[Saved entries]
***
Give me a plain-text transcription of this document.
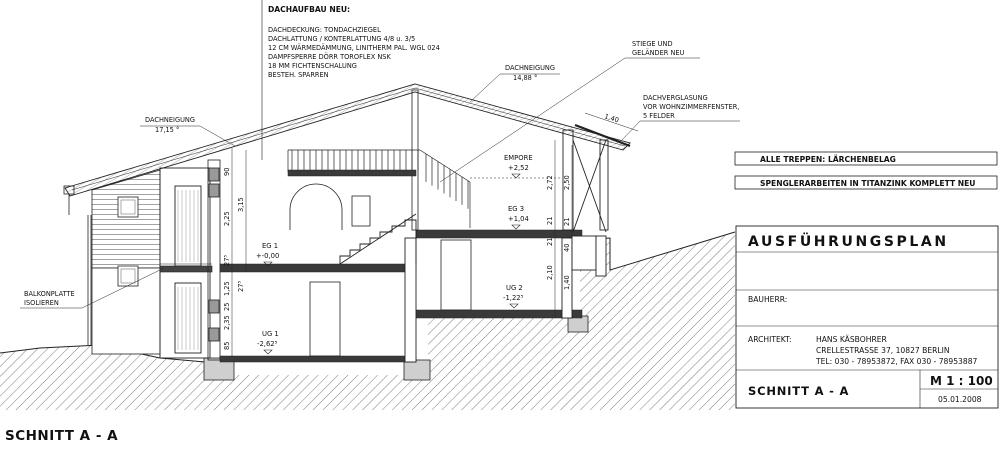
EG 1
+-0,00
UG 1
-2,62⁵
EMPORE
+2,52
EG 3
+1,04
UG 2
-1,22⁵
90
2,25
27⁵
1,25
25
2,35
85
3,15
27⁵
2,72
21
21
2,10
2,50
21
40
1,40
DACHAUFBAU NEU:
DACHDECKUNG: TONDACHZIEGEL
DACHLATTUNG / KONTERLATTUNG 4/8 u. 3/5
12 CM WÄRMEDÄMMUNG, LINITHERM PAL. WGL 024
DAMPFSPERRE DÖRR TOROFLEX NSK
18 MM FICHTENSCHALUNG
BESTEH. SPARREN
DACHNEIGUNG
17,15 °
DACHNEIGUNG
14,88 °
STIEGE UND
GELÄNDER NEU
DACHVERGLASUNG
VOR WOHNZIMMERFENSTER,
5 FELDER
1,40
BALKONPLATTE
ISOLIEREN
ALLE TREPPEN: LÄRCHENBELAG
SPENGLERARBEITEN IN TITANZINK KOMPLETT NEU
AUSFÜHRUNGSPLAN
BAUHERR:
ARCHITEKT:	HANS KÄSBOHRER
CRELLESTRASSE 37, 10827 BERLIN
TEL: 030 - 78953872, FAX 030 - 78953887
SCHNITT A - A
M 1 : 100
05.01.2008
SCHNITT A - A
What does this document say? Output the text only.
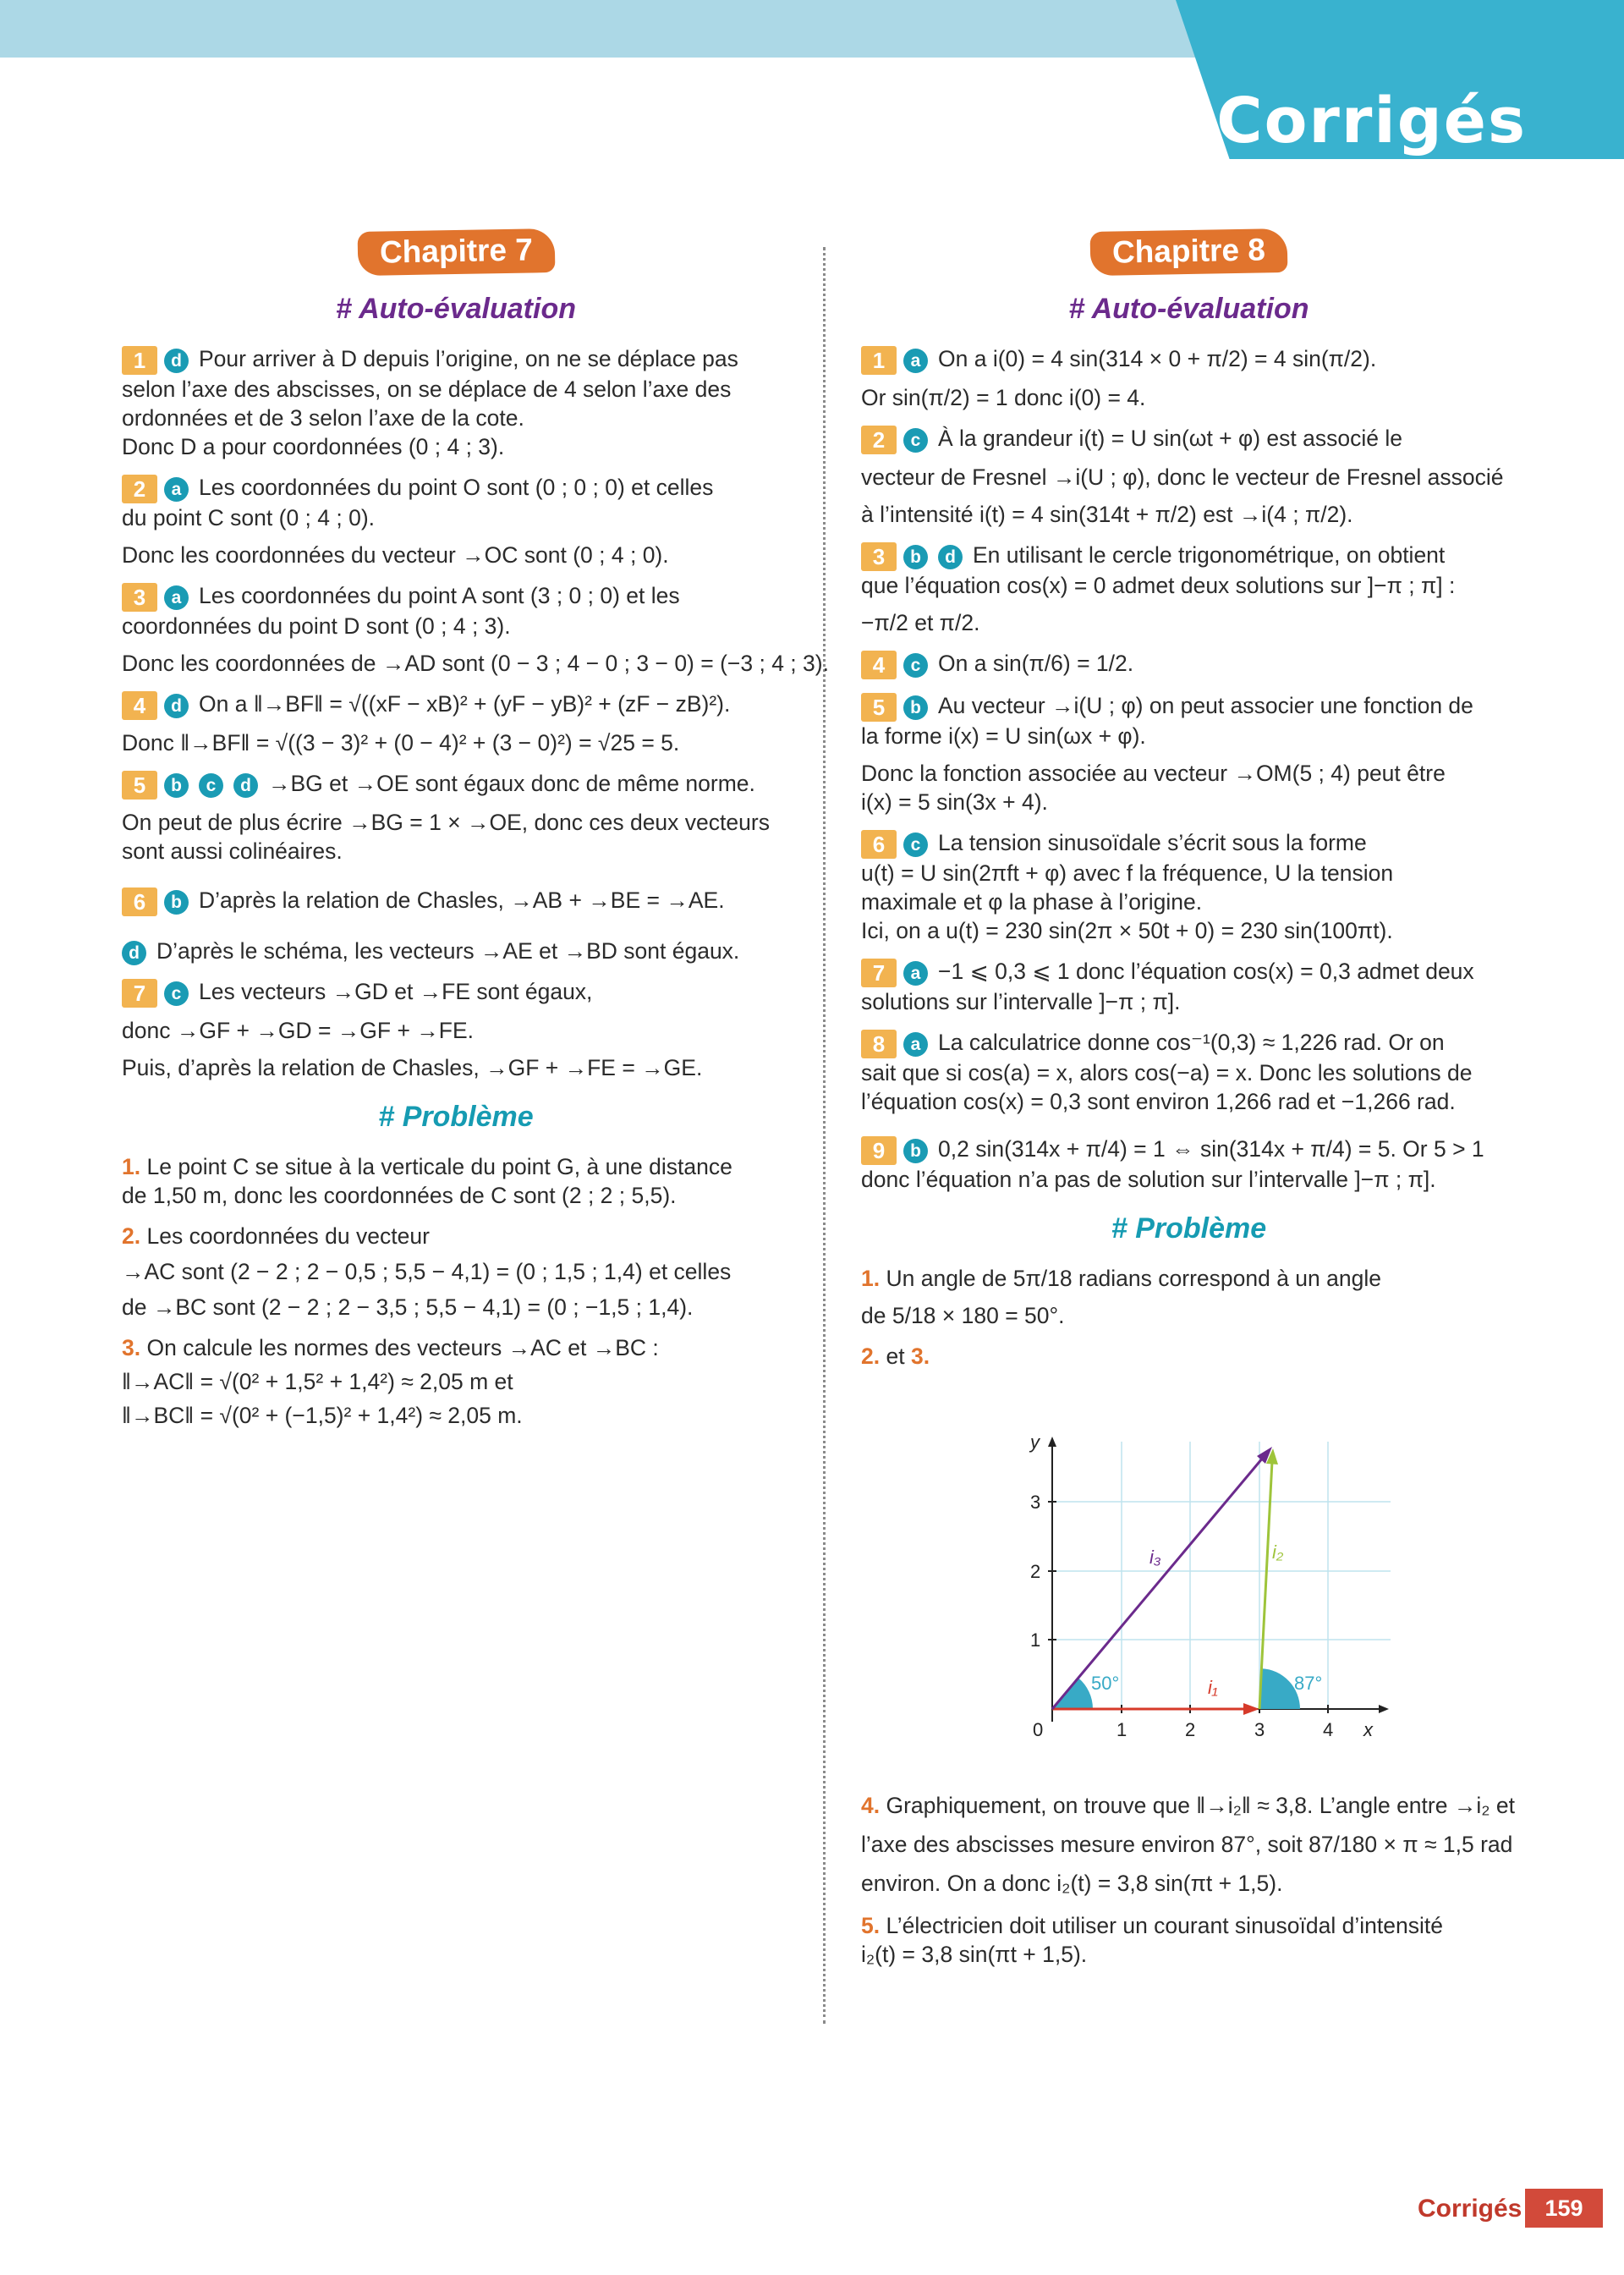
Corrigés
Chapitre 7
# Auto-évaluation
1 d Pour arriver à D depuis l’origine, on ne se déplace pas
selon l’axe des abscisses, on se déplace de 4 selon l’axe des
ordonnées et de 3 selon l’axe de la cote.
Donc D a pour coordonnées (0 ; 4 ; 3).
2 a Les coordonnées du point O sont (0 ; 0 ; 0) et celles
du point C sont (0 ; 4 ; 0).
Donc les coordonnées du vecteur →OC sont (0 ; 4 ; 0).
3 a Les coordonnées du point A sont (3 ; 0 ; 0) et les
coordonnées du point D sont (0 ; 4 ; 3).
Donc les coordonnées de →AD sont (0 − 3 ; 4 − 0 ; 3 − 0) = (−3 ; 4 ; 3).
4 d On a ‖→BF‖ = √((xF − xB)² + (yF − yB)² + (zF − zB)²).
Donc ‖→BF‖ = √((3 − 3)² + (0 − 4)² + (3 − 0)²) = √25 = 5.
5 b c d →BG et →OE sont égaux donc de même norme.
On peut de plus écrire →BG = 1 × →OE, donc ces deux vecteurs
sont aussi colinéaires.
6 b D’après la relation de Chasles, →AB + →BE = →AE.
d D’après le schéma, les vecteurs →AE et →BD sont égaux.
7 c Les vecteurs →GD et →FE sont égaux,
donc →GF + →GD = →GF + →FE.
Puis, d’après la relation de Chasles, →GF + →FE = →GE.
# Problème
1. Le point C se situe à la verticale du point G, à une distance
de 1,50 m, donc les coordonnées de C sont (2 ; 2 ; 5,5).
2. Les coordonnées du vecteur
→AC sont (2 − 2 ; 2 − 0,5 ; 5,5 − 4,1) = (0 ; 1,5 ; 1,4) et celles
de →BC sont (2 − 2 ; 2 − 3,5 ; 5,5 − 4,1) = (0 ; −1,5 ; 1,4).
3. On calcule les normes des vecteurs →AC et →BC :
‖→AC‖ = √(0² + 1,5² + 1,4²) ≈ 2,05 m et
‖→BC‖ = √(0² + (−1,5)² + 1,4²) ≈ 2,05 m.
Chapitre 8
# Auto-évaluation
1 a On a i(0) = 4 sin(314 × 0 + π/2) = 4 sin(π/2).
Or sin(π/2) = 1 donc i(0) = 4.
2 c À la grandeur i(t) = U sin(ωt + φ) est associé le
vecteur de Fresnel →i(U ; φ), donc le vecteur de Fresnel associé
à l’intensité i(t) = 4 sin(314t + π/2) est →i(4 ; π/2).
3 b d En utilisant le cercle trigonométrique, on obtient
que l’équation cos(x) = 0 admet deux solutions sur ]−π ; π] :
−π/2 et π/2.
4 c On a sin(π/6) = 1/2.
5 b Au vecteur →i(U ; φ) on peut associer une fonction de
la forme i(x) = U sin(ωx + φ).
Donc la fonction associée au vecteur →OM(5 ; 4) peut être
i(x) = 5 sin(3x + 4).
6 c La tension sinusoïdale s’écrit sous la forme
u(t) = U sin(2πft + φ) avec f la fréquence, U la tension
maximale et φ la phase à l’origine.
Ici, on a u(t) = 230 sin(2π × 50t + 0) = 230 sin(100πt).
7 a −1 ⩽ 0,3 ⩽ 1 donc l’équation cos(x) = 0,3 admet deux
solutions sur l’intervalle ]−π ; π].
8 a La calculatrice donne cos⁻¹(0,3) ≈ 1,226 rad. Or on
sait que si cos(a) = x, alors cos(−a) = x. Donc les solutions de
l’équation cos(x) = 0,3 sont environ 1,266 rad et −1,266 rad.
9 b 0,2 sin(314x + π/4) = 1 ⇔ sin(314x + π/4) = 5. Or 5 > 1
donc l’équation n’a pas de solution sur l’intervalle ]−π ; π].
# Problème
1. Un angle de 5π/18 radians correspond à un angle
de 5/18 × 180 = 50°.
2. et 3.
4. Graphiquement, on trouve que ‖→i₂‖ ≈ 3,8. L’angle entre →i₂ et
l’axe des abscisses mesure environ 87°, soit 87/180 × π ≈ 1,5 rad
environ. On a donc i₂(t) = 3,8 sin(πt + 1,5).
5. L’électricien doit utiliser un courant sinusoïdal d’intensité
i₂(t) = 3,8 sin(πt + 1,5).
0	1	2	3	4 x
1
2
3
y
i₁
i₂
i₃
50°	87°
Corrigés	159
***
Without the images, write out each line of the data verbatim.

Give me a plain-text transcription of this document.
EG 1
+-0,00
UG 1
-2,62⁵
EMPORE
+2,52
EG 3
+1,04
UG 2
-1,22⁵
90
2,25
27⁵
1,25
25
2,35
85
3,15
27⁵
2,72
21
21
2,10
2,50
21
40
1,40
DACHAUFBAU NEU:
DACHDECKUNG: TONDACHZIEGEL
DACHLATTUNG / KONTERLATTUNG 4/8 u. 3/5
12 CM WÄRMEDÄMMUNG, LINITHERM PAL. WGL 024
DAMPFSPERRE DÖRR TOROFLEX NSK
18 MM FICHTENSCHALUNG
BESTEH. SPARREN
DACHNEIGUNG
17,15 °
DACHNEIGUNG
14,88 °
STIEGE UND
GELÄNDER NEU
DACHVERGLASUNG
VOR WOHNZIMMERFENSTER,
5 FELDER
1,40
BALKONPLATTE
ISOLIEREN
ALLE TREPPEN: LÄRCHENBELAG
SPENGLERARBEITEN IN TITANZINK KOMPLETT NEU
AUSFÜHRUNGSPLAN
BAUHERR:
ARCHITEKT:	HANS KÄSBOHRER
CRELLESTRASSE 37, 10827 BERLIN
TEL: 030 - 78953872, FAX 030 - 78953887
SCHNITT A - A
M 1 : 100
05.01.2008
SCHNITT A - A
What does this document say? Output the text only.
Corrigés
Chapitre 7
# Auto-évaluation
1 d Pour arriver à D depuis l’origine, on ne se déplace pas
selon l’axe des abscisses, on se déplace de 4 selon l’axe des
ordonnées et de 3 selon l’axe de la cote.
Donc D a pour coordonnées (0 ; 4 ; 3).
2 a Les coordonnées du point O sont (0 ; 0 ; 0) et celles
du point C sont (0 ; 4 ; 0).
Donc les coordonnées du vecteur →OC sont (0 ; 4 ; 0).
3 a Les coordonnées du point A sont (3 ; 0 ; 0) et les
coordonnées du point D sont (0 ; 4 ; 3).
Donc les coordonnées de →AD sont (0 − 3 ; 4 − 0 ; 3 − 0) = (−3 ; 4 ; 3).
4 d On a ‖→BF‖ = √((xF − xB)² + (yF − yB)² + (zF − zB)²).
Donc ‖→BF‖ = √((3 − 3)² + (0 − 4)² + (3 − 0)²) = √25 = 5.
5 b c d →BG et →OE sont égaux donc de même norme.
On peut de plus écrire →BG = 1 × →OE, donc ces deux vecteurs
sont aussi colinéaires.
6 b D’après la relation de Chasles, →AB + →BE = →AE.
d D’après le schéma, les vecteurs →AE et →BD sont égaux.
7 c Les vecteurs →GD et →FE sont égaux,
donc →GF + →GD = →GF + →FE.
Puis, d’après la relation de Chasles, →GF + →FE = →GE.
# Problème
1. Le point C se situe à la verticale du point G, à une distance
de 1,50 m, donc les coordonnées de C sont (2 ; 2 ; 5,5).
2. Les coordonnées du vecteur
→AC sont (2 − 2 ; 2 − 0,5 ; 5,5 − 4,1) = (0 ; 1,5 ; 1,4) et celles
de →BC sont (2 − 2 ; 2 − 3,5 ; 5,5 − 4,1) = (0 ; −1,5 ; 1,4).
3. On calcule les normes des vecteurs →AC et →BC :
‖→AC‖ = √(0² + 1,5² + 1,4²) ≈ 2,05 m et
‖→BC‖ = √(0² + (−1,5)² + 1,4²) ≈ 2,05 m.
Chapitre 8
# Auto-évaluation
1 a On a i(0) = 4 sin(314 × 0 + π/2) = 4 sin(π/2).
Or sin(π/2) = 1 donc i(0) = 4.
2 c À la grandeur i(t) = U sin(ωt + φ) est associé le
vecteur de Fresnel →i(U ; φ), donc le vecteur de Fresnel associé
à l’intensité i(t) = 4 sin(314t + π/2) est →i(4 ; π/2).
3 b d En utilisant le cercle trigonométrique, on obtient
que l’équation cos(x) = 0 admet deux solutions sur ]−π ; π] :
−π/2 et π/2.
4 c On a sin(π/6) = 1/2.
5 b Au vecteur →i(U ; φ) on peut associer une fonction de
la forme i(x) = U sin(ωx + φ).
Donc la fonction associée au vecteur →OM(5 ; 4) peut être
i(x) = 5 sin(3x + 4).
6 c La tension sinusoïdale s’écrit sous la forme
u(t) = U sin(2πft + φ) avec f la fréquence, U la tension
maximale et φ la phase à l’origine.
Ici, on a u(t) = 230 sin(2π × 50t + 0) = 230 sin(100πt).
7 a −1 ⩽ 0,3 ⩽ 1 donc l’équation cos(x) = 0,3 admet deux
solutions sur l’intervalle ]−π ; π].
8 a La calculatrice donne cos⁻¹(0,3) ≈ 1,226 rad. Or on
sait que si cos(a) = x, alors cos(−a) = x. Donc les solutions de
l’équation cos(x) = 0,3 sont environ 1,266 rad et −1,266 rad.
9 b 0,2 sin(314x + π/4) = 1 ⇔ sin(314x + π/4) = 5. Or 5 > 1
donc l’équation n’a pas de solution sur l’intervalle ]−π ; π].
# Problème
1. Un angle de 5π/18 radians correspond à un angle
de 5/18 × 180 = 50°.
2. et 3.
4. Graphiquement, on trouve que ‖→i₂‖ ≈ 3,8. L’angle entre →i₂ et
l’axe des abscisses mesure environ 87°, soit 87/180 × π ≈ 1,5 rad
environ. On a donc i₂(t) = 3,8 sin(πt + 1,5).
5. L’électricien doit utiliser un courant sinusoïdal d’intensité
i₂(t) = 3,8 sin(πt + 1,5).
0	1	2	3	4 x
1
2
3
y
i₁
i₂
i₃
50°	87°
Corrigés	159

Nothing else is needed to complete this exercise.